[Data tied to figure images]

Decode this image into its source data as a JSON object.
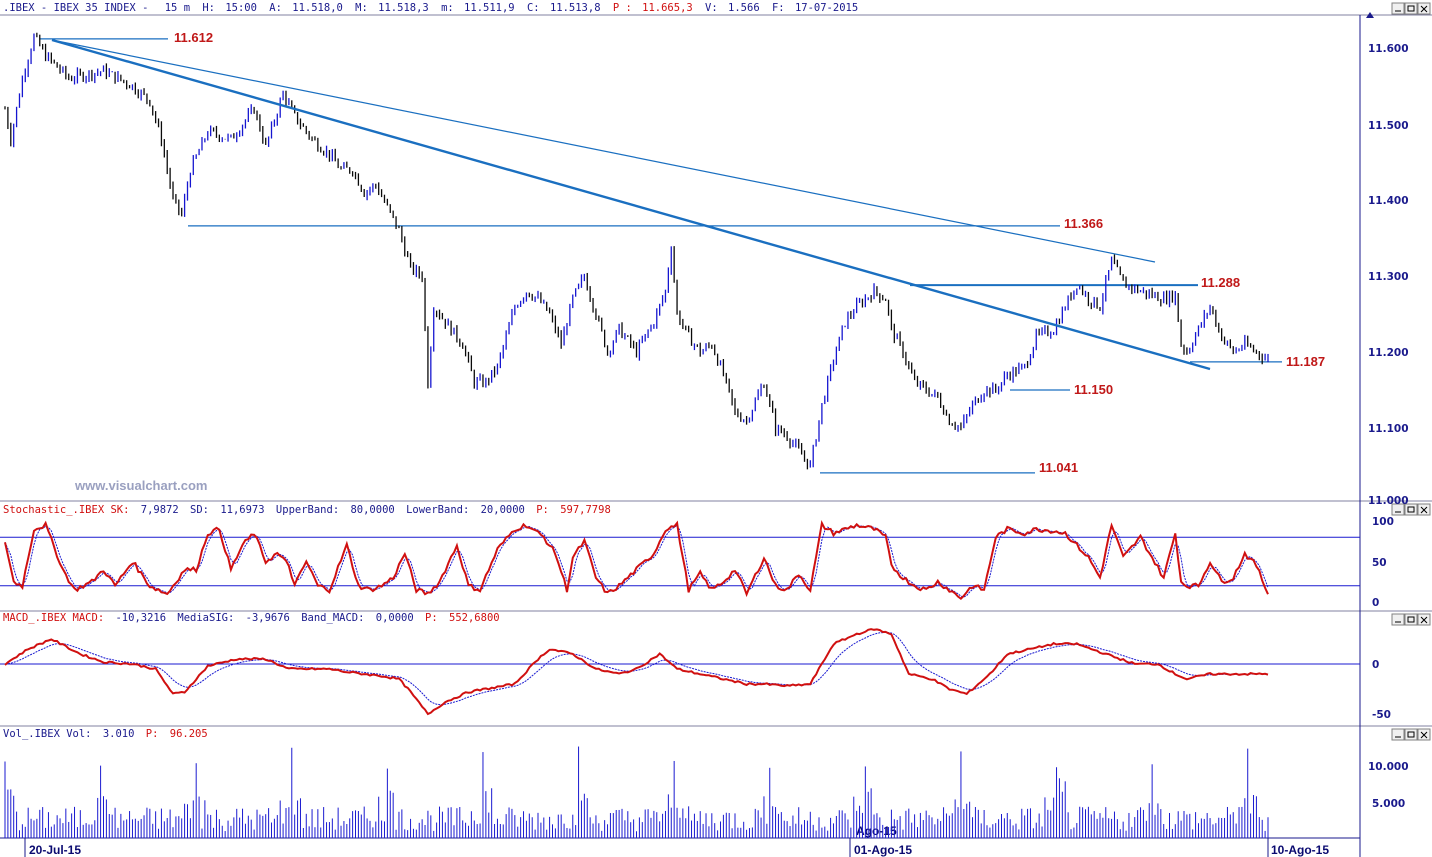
{
  "header": {
    "symbol": ".IBEX - IBEX 35 INDEX -",
    "timeframe": "15 m",
    "h_label": "H:",
    "h_value": "15:00",
    "a_label": "A:",
    "a_value": "11.518,0",
    "m_label": "M:",
    "m_value": "11.518,3",
    "low_label": "m:",
    "low_value": "11.511,9",
    "c_label": "C:",
    "c_value": "11.513,8",
    "p_label": "P :",
    "p_value": "11.665,3",
    "v_label": "V:",
    "v_value": "1.566",
    "f_label": "F:",
    "f_value": "17-07-2015"
  },
  "watermark": "www.visualchart.com",
  "colors": {
    "bear": "#0a0a0a",
    "bull": "#1616d0",
    "trend": "#1a6fc0",
    "level": "#c01818",
    "stoch": "#d01010",
    "signal": "#1a1ad0",
    "axis": "#1a1a8c"
  },
  "price_panel": {
    "y_ticks": [
      "11.600",
      "11.500",
      "11.400",
      "11.300",
      "11.200",
      "11.100",
      "11.000"
    ],
    "levels": [
      {
        "label": "11.612",
        "value": 11612
      },
      {
        "label": "11.366",
        "value": 11366
      },
      {
        "label": "11.288",
        "value": 11288
      },
      {
        "label": "11.187",
        "value": 11187
      },
      {
        "label": "11.150",
        "value": 11150
      },
      {
        "label": "11.041",
        "value": 11041
      }
    ]
  },
  "stoch_panel": {
    "title": "Stochastic_.IBEX SK:",
    "sk": "7,9872",
    "sd_label": "SD:",
    "sd": "11,6973",
    "ub_label": "UpperBand:",
    "ub": "80,0000",
    "lb_label": "LowerBand:",
    "lb": "20,0000",
    "p_label": "P:",
    "p": "597,7798",
    "y_ticks": [
      "100",
      "50",
      "0"
    ]
  },
  "macd_panel": {
    "title": "MACD_.IBEX MACD:",
    "macd": "-10,3216",
    "sig_label": "MediaSIG:",
    "sig": "-3,9676",
    "band_label": "Band_MACD:",
    "band": "0,0000",
    "p_label": "P:",
    "p": "552,6800",
    "y_ticks": [
      "0",
      "-50"
    ]
  },
  "vol_panel": {
    "title": "Vol_.IBEX Vol:",
    "vol": "3.010",
    "p_label": "P:",
    "p": "96.205",
    "y_ticks": [
      "10.000",
      "5.000"
    ]
  },
  "x_axis": {
    "labels": [
      "20-Jul-15",
      "01-Ago-15",
      "10-Ago-15"
    ],
    "mid_label": "Ago-15"
  },
  "chart_data": [
    {
      "type": "candlestick",
      "name": "IBEX 35 15m",
      "ylim": [
        11000,
        11640
      ],
      "keypoints": [
        [
          0,
          11520
        ],
        [
          2,
          11480
        ],
        [
          6,
          11560
        ],
        [
          10,
          11615
        ],
        [
          14,
          11590
        ],
        [
          22,
          11560
        ],
        [
          34,
          11570
        ],
        [
          44,
          11550
        ],
        [
          50,
          11530
        ],
        [
          54,
          11480
        ],
        [
          58,
          11400
        ],
        [
          61,
          11380
        ],
        [
          64,
          11440
        ],
        [
          70,
          11490
        ],
        [
          78,
          11480
        ],
        [
          86,
          11520
        ],
        [
          90,
          11470
        ],
        [
          96,
          11540
        ],
        [
          100,
          11510
        ],
        [
          106,
          11480
        ],
        [
          112,
          11460
        ],
        [
          116,
          11440
        ],
        [
          120,
          11440
        ],
        [
          124,
          11410
        ],
        [
          128,
          11420
        ],
        [
          132,
          11390
        ],
        [
          136,
          11360
        ],
        [
          140,
          11310
        ],
        [
          144,
          11300
        ],
        [
          146,
          11160
        ],
        [
          148,
          11260
        ],
        [
          152,
          11240
        ],
        [
          158,
          11210
        ],
        [
          162,
          11160
        ],
        [
          166,
          11160
        ],
        [
          170,
          11180
        ],
        [
          176,
          11260
        ],
        [
          180,
          11280
        ],
        [
          184,
          11270
        ],
        [
          188,
          11250
        ],
        [
          192,
          11210
        ],
        [
          196,
          11270
        ],
        [
          200,
          11300
        ],
        [
          204,
          11250
        ],
        [
          208,
          11200
        ],
        [
          212,
          11230
        ],
        [
          218,
          11200
        ],
        [
          224,
          11240
        ],
        [
          228,
          11280
        ],
        [
          230,
          11340
        ],
        [
          232,
          11250
        ],
        [
          236,
          11220
        ],
        [
          240,
          11200
        ],
        [
          244,
          11210
        ],
        [
          248,
          11170
        ],
        [
          252,
          11120
        ],
        [
          256,
          11110
        ],
        [
          262,
          11160
        ],
        [
          266,
          11100
        ],
        [
          270,
          11090
        ],
        [
          274,
          11070
        ],
        [
          278,
          11050
        ],
        [
          282,
          11130
        ],
        [
          286,
          11190
        ],
        [
          290,
          11240
        ],
        [
          294,
          11260
        ],
        [
          300,
          11280
        ],
        [
          304,
          11270
        ],
        [
          306,
          11230
        ],
        [
          310,
          11200
        ],
        [
          314,
          11160
        ],
        [
          318,
          11150
        ],
        [
          322,
          11140
        ],
        [
          326,
          11110
        ],
        [
          330,
          11100
        ],
        [
          334,
          11130
        ],
        [
          338,
          11150
        ],
        [
          342,
          11150
        ],
        [
          346,
          11170
        ],
        [
          352,
          11180
        ],
        [
          356,
          11220
        ],
        [
          362,
          11230
        ],
        [
          366,
          11260
        ],
        [
          370,
          11290
        ],
        [
          374,
          11270
        ],
        [
          378,
          11260
        ],
        [
          382,
          11320
        ],
        [
          386,
          11290
        ],
        [
          392,
          11280
        ],
        [
          400,
          11270
        ],
        [
          404,
          11275
        ],
        [
          406,
          11210
        ],
        [
          408,
          11200
        ],
        [
          412,
          11230
        ],
        [
          416,
          11260
        ],
        [
          420,
          11220
        ],
        [
          424,
          11200
        ],
        [
          428,
          11210
        ],
        [
          432,
          11200
        ],
        [
          436,
          11190
        ]
      ]
    },
    {
      "type": "line",
      "name": "Stochastic",
      "ylim": [
        0,
        100
      ],
      "bands": [
        80,
        20
      ],
      "keypoints": [
        [
          0,
          75
        ],
        [
          3,
          25
        ],
        [
          6,
          20
        ],
        [
          10,
          90
        ],
        [
          14,
          95
        ],
        [
          20,
          40
        ],
        [
          24,
          15
        ],
        [
          30,
          25
        ],
        [
          34,
          40
        ],
        [
          38,
          20
        ],
        [
          44,
          50
        ],
        [
          50,
          20
        ],
        [
          56,
          10
        ],
        [
          60,
          30
        ],
        [
          62,
          40
        ],
        [
          66,
          40
        ],
        [
          70,
          85
        ],
        [
          74,
          90
        ],
        [
          78,
          40
        ],
        [
          82,
          70
        ],
        [
          86,
          85
        ],
        [
          90,
          50
        ],
        [
          94,
          60
        ],
        [
          98,
          45
        ],
        [
          100,
          20
        ],
        [
          104,
          50
        ],
        [
          108,
          20
        ],
        [
          112,
          15
        ],
        [
          118,
          70
        ],
        [
          122,
          20
        ],
        [
          126,
          15
        ],
        [
          130,
          20
        ],
        [
          134,
          30
        ],
        [
          138,
          60
        ],
        [
          142,
          15
        ],
        [
          146,
          10
        ],
        [
          150,
          25
        ],
        [
          156,
          70
        ],
        [
          160,
          20
        ],
        [
          164,
          15
        ],
        [
          170,
          65
        ],
        [
          176,
          90
        ],
        [
          180,
          95
        ],
        [
          186,
          80
        ],
        [
          190,
          60
        ],
        [
          194,
          15
        ],
        [
          196,
          55
        ],
        [
          200,
          75
        ],
        [
          204,
          30
        ],
        [
          208,
          10
        ],
        [
          212,
          20
        ],
        [
          218,
          40
        ],
        [
          224,
          60
        ],
        [
          228,
          90
        ],
        [
          232,
          95
        ],
        [
          236,
          15
        ],
        [
          240,
          35
        ],
        [
          244,
          15
        ],
        [
          248,
          25
        ],
        [
          252,
          40
        ],
        [
          256,
          10
        ],
        [
          262,
          55
        ],
        [
          266,
          20
        ],
        [
          270,
          15
        ],
        [
          274,
          35
        ],
        [
          278,
          15
        ],
        [
          282,
          95
        ],
        [
          286,
          85
        ],
        [
          290,
          90
        ],
        [
          294,
          95
        ],
        [
          300,
          90
        ],
        [
          304,
          80
        ],
        [
          306,
          45
        ],
        [
          310,
          30
        ],
        [
          314,
          20
        ],
        [
          318,
          15
        ],
        [
          322,
          25
        ],
        [
          326,
          15
        ],
        [
          330,
          5
        ],
        [
          334,
          20
        ],
        [
          338,
          15
        ],
        [
          342,
          80
        ],
        [
          346,
          90
        ],
        [
          352,
          85
        ],
        [
          356,
          90
        ],
        [
          362,
          88
        ],
        [
          366,
          85
        ],
        [
          370,
          70
        ],
        [
          374,
          55
        ],
        [
          378,
          30
        ],
        [
          382,
          95
        ],
        [
          386,
          55
        ],
        [
          392,
          80
        ],
        [
          400,
          30
        ],
        [
          404,
          85
        ],
        [
          406,
          25
        ],
        [
          408,
          20
        ],
        [
          412,
          20
        ],
        [
          416,
          50
        ],
        [
          420,
          25
        ],
        [
          424,
          30
        ],
        [
          428,
          60
        ],
        [
          432,
          45
        ],
        [
          436,
          10
        ]
      ]
    },
    {
      "type": "line",
      "name": "MACD",
      "ylim": [
        -65,
        40
      ],
      "zero": 0,
      "keypoints": [
        [
          0,
          0
        ],
        [
          8,
          15
        ],
        [
          16,
          25
        ],
        [
          26,
          10
        ],
        [
          34,
          2
        ],
        [
          44,
          0
        ],
        [
          52,
          -5
        ],
        [
          58,
          -30
        ],
        [
          62,
          -28
        ],
        [
          70,
          -2
        ],
        [
          80,
          5
        ],
        [
          90,
          5
        ],
        [
          98,
          -5
        ],
        [
          104,
          -5
        ],
        [
          112,
          -5
        ],
        [
          118,
          -8
        ],
        [
          124,
          -10
        ],
        [
          130,
          -12
        ],
        [
          136,
          -15
        ],
        [
          140,
          -28
        ],
        [
          146,
          -50
        ],
        [
          152,
          -38
        ],
        [
          160,
          -28
        ],
        [
          166,
          -25
        ],
        [
          176,
          -20
        ],
        [
          184,
          5
        ],
        [
          188,
          15
        ],
        [
          196,
          10
        ],
        [
          204,
          -5
        ],
        [
          212,
          -10
        ],
        [
          218,
          -5
        ],
        [
          226,
          10
        ],
        [
          232,
          -5
        ],
        [
          240,
          -10
        ],
        [
          248,
          -15
        ],
        [
          256,
          -20
        ],
        [
          262,
          -20
        ],
        [
          270,
          -22
        ],
        [
          278,
          -20
        ],
        [
          282,
          0
        ],
        [
          286,
          20
        ],
        [
          294,
          30
        ],
        [
          300,
          35
        ],
        [
          306,
          30
        ],
        [
          312,
          -10
        ],
        [
          320,
          -15
        ],
        [
          326,
          -25
        ],
        [
          332,
          -30
        ],
        [
          340,
          -10
        ],
        [
          346,
          10
        ],
        [
          354,
          15
        ],
        [
          362,
          20
        ],
        [
          370,
          20
        ],
        [
          380,
          10
        ],
        [
          390,
          0
        ],
        [
          398,
          0
        ],
        [
          404,
          -10
        ],
        [
          408,
          -15
        ],
        [
          416,
          -10
        ],
        [
          424,
          -10
        ],
        [
          432,
          -10
        ],
        [
          436,
          -10
        ]
      ]
    },
    {
      "type": "bar",
      "name": "Volume",
      "ylim": [
        0,
        14000
      ],
      "spike_every": 33,
      "spike_value": 12000
    }
  ]
}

> Short task
Each line that holds the string "type" counts once; give the total and nothing else.

> Response below
4